Work through the data line by line, gathering every line that has the word "Darnell".

RECORDS PROVIDED:
-=-=-=-=-

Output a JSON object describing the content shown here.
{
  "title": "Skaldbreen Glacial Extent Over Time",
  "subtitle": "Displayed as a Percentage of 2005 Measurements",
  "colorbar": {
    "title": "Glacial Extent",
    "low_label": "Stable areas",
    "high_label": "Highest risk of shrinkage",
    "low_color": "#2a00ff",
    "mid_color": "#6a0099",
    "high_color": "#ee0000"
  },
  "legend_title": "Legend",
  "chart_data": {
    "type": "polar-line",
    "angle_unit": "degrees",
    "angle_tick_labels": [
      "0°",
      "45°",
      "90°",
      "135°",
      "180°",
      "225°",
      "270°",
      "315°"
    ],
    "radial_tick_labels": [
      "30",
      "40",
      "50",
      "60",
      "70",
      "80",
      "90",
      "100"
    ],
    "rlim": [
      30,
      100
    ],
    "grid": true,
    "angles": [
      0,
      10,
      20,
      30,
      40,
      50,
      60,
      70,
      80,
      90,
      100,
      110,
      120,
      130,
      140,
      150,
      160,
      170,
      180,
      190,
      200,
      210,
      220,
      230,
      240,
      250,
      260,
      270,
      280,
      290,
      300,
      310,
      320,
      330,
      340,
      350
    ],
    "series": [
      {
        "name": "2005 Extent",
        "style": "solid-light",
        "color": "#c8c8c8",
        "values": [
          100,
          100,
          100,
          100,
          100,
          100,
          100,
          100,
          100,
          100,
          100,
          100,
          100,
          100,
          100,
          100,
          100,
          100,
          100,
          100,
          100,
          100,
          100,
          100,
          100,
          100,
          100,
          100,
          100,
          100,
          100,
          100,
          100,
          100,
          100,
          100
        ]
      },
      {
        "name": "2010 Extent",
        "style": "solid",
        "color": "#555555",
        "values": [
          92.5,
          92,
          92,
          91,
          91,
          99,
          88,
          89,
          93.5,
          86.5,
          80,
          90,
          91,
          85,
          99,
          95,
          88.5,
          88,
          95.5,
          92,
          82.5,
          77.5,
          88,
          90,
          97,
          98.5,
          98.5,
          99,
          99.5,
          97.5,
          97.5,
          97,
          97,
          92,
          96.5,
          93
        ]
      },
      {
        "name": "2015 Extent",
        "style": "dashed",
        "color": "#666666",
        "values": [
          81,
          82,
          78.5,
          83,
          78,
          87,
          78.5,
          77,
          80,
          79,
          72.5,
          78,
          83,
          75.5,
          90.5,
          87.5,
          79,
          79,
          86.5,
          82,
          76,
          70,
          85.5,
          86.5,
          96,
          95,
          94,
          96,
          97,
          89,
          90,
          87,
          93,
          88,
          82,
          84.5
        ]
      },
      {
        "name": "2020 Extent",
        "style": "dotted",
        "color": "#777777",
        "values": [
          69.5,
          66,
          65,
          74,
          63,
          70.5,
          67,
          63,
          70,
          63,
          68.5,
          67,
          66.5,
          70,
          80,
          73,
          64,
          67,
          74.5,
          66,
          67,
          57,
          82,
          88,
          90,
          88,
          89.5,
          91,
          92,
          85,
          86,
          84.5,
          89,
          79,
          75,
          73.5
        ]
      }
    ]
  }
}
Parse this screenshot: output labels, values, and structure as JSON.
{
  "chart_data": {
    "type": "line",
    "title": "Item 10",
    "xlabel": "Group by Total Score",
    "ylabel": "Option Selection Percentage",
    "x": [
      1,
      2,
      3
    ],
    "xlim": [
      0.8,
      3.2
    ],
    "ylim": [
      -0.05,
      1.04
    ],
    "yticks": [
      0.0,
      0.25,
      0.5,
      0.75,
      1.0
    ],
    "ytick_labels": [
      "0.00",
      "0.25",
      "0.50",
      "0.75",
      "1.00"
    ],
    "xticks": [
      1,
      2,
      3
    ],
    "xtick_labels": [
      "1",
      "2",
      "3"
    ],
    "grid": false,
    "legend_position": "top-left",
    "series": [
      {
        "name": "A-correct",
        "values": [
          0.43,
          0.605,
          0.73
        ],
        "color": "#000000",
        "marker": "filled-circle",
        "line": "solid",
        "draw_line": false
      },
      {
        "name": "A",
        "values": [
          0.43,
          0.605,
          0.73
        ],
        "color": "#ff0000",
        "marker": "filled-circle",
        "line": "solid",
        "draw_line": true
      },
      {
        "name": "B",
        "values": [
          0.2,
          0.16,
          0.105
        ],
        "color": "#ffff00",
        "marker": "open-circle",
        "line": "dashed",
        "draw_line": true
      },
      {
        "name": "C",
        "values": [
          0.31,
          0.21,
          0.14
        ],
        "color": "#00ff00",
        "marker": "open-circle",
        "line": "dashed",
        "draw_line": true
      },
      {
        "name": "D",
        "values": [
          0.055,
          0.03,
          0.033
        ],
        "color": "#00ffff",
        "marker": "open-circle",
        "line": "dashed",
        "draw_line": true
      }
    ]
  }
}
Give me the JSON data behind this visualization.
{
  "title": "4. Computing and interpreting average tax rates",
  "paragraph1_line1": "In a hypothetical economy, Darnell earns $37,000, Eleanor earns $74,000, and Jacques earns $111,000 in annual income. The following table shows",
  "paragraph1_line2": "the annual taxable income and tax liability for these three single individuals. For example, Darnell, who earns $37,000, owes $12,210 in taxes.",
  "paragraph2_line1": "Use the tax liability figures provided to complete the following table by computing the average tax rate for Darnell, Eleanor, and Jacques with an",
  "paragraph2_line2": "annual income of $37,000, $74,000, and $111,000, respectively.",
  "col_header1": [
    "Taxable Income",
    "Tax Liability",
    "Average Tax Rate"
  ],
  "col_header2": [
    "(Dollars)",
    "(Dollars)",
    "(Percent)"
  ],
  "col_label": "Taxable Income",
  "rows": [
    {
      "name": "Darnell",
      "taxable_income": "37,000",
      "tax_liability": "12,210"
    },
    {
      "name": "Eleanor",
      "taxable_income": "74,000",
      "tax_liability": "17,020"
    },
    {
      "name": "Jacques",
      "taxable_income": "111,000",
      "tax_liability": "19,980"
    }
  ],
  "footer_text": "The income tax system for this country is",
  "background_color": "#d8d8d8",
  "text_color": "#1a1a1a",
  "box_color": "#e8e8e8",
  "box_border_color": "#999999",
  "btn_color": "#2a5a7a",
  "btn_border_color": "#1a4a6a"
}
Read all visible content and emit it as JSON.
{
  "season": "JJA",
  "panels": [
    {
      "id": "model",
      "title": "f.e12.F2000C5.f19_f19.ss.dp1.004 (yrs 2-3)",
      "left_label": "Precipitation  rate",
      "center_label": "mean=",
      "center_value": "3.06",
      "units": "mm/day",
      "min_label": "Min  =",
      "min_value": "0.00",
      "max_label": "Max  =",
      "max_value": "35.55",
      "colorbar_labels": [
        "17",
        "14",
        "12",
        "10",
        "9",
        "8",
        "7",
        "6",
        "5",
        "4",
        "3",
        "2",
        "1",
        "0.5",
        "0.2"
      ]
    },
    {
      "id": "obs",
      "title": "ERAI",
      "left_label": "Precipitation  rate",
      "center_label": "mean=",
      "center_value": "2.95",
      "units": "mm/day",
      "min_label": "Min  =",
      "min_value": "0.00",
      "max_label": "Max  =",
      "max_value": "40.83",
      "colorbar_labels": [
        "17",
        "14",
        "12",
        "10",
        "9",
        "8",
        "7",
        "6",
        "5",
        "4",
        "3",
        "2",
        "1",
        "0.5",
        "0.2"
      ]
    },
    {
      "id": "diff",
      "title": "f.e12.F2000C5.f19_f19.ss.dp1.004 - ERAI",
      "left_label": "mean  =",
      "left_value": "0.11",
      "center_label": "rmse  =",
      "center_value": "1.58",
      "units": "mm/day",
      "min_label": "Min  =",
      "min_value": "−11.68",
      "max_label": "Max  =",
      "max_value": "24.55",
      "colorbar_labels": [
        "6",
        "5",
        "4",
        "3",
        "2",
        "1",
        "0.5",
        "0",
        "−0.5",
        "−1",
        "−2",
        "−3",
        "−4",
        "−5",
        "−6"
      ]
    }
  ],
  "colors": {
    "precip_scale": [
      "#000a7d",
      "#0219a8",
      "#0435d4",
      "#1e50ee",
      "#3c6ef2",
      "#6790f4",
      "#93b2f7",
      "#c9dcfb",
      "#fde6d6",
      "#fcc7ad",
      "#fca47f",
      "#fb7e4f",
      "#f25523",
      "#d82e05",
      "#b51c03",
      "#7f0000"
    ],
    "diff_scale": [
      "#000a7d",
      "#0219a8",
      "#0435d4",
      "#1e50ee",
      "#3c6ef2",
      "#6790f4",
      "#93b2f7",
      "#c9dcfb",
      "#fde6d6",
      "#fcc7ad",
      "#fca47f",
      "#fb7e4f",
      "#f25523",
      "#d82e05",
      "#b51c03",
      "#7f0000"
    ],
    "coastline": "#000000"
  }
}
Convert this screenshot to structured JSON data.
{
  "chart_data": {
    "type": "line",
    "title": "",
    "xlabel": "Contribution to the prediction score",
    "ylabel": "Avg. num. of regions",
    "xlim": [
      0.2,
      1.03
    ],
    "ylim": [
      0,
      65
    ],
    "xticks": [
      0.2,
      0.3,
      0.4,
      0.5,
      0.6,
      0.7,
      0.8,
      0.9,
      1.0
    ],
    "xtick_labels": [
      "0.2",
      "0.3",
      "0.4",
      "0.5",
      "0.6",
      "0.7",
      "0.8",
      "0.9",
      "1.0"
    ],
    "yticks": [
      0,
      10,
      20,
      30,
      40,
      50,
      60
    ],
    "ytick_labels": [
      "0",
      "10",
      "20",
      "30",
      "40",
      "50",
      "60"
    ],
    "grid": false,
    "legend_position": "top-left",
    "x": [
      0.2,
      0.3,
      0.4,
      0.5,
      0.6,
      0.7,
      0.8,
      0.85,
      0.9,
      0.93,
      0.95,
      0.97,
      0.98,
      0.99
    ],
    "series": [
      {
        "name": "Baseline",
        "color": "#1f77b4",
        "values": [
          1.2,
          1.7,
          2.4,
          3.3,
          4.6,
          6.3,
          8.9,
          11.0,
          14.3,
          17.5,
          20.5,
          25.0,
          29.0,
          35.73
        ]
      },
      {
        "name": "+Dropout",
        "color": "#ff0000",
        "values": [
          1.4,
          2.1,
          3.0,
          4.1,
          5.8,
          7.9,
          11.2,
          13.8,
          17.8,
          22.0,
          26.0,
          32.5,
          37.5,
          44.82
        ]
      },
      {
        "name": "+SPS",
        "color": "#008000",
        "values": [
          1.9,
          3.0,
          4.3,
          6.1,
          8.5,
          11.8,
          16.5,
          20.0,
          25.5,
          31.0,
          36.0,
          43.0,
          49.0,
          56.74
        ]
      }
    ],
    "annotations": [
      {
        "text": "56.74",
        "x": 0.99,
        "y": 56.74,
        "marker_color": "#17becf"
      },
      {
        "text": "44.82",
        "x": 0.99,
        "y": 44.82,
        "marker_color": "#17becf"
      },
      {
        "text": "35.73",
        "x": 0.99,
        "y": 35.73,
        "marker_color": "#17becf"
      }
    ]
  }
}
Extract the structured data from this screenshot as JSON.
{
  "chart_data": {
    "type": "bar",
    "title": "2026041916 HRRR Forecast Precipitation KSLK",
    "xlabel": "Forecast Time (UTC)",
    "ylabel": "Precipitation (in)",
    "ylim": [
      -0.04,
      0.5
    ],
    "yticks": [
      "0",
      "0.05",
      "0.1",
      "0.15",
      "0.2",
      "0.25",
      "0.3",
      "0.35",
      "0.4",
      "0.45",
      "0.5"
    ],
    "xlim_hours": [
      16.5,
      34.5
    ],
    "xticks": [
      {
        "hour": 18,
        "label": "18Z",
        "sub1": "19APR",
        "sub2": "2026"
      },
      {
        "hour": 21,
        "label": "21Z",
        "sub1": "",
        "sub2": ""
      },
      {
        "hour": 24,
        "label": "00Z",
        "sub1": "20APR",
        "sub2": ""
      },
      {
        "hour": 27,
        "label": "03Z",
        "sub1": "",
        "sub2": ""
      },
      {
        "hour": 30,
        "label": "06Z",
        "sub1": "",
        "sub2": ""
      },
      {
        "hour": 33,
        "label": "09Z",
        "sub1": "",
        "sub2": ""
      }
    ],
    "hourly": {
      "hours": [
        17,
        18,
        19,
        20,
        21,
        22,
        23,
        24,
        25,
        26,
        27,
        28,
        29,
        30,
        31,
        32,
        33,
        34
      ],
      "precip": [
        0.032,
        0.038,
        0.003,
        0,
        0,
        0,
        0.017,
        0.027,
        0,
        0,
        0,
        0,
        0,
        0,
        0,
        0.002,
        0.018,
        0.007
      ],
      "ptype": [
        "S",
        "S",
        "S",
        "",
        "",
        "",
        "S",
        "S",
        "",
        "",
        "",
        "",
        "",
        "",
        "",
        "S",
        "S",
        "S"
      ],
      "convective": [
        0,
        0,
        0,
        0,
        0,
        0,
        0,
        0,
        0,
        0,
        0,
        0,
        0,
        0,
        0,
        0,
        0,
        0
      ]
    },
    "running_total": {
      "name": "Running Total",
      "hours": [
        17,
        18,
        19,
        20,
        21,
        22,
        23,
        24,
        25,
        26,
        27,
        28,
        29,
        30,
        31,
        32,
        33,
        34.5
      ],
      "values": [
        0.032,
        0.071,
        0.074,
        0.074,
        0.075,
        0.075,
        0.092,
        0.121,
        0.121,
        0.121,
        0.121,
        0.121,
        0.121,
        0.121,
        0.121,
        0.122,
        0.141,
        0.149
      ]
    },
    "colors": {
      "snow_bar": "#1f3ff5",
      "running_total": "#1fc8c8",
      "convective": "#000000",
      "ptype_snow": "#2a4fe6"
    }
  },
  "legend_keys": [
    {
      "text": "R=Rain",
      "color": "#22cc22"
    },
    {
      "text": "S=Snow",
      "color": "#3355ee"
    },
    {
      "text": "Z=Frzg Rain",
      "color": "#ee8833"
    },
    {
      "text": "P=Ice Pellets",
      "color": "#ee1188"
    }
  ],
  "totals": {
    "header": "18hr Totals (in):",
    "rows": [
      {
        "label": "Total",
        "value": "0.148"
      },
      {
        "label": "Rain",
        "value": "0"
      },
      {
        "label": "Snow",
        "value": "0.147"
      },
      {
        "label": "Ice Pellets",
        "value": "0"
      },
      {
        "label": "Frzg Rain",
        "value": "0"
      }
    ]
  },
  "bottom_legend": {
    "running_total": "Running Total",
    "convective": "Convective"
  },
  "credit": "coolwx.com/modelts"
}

-=-=-=-=-

WRITTEN ANSWER:
  "paragraph1_line1": "In a hypothetical economy, Darnell earns $37,000, Eleanor earns $74,000, and Jacques earns $111,000 in annual income. The following table shows",
  "paragraph1_line2": "the annual taxable income and tax liability for these three single individuals. For example, Darnell, who earns $37,000, owes $12,210 in taxes.",
  "paragraph2_line1": "Use the tax liability figures provided to complete the following table by computing the average tax rate for Darnell, Eleanor, and Jacques with an",
      "name": "Darnell",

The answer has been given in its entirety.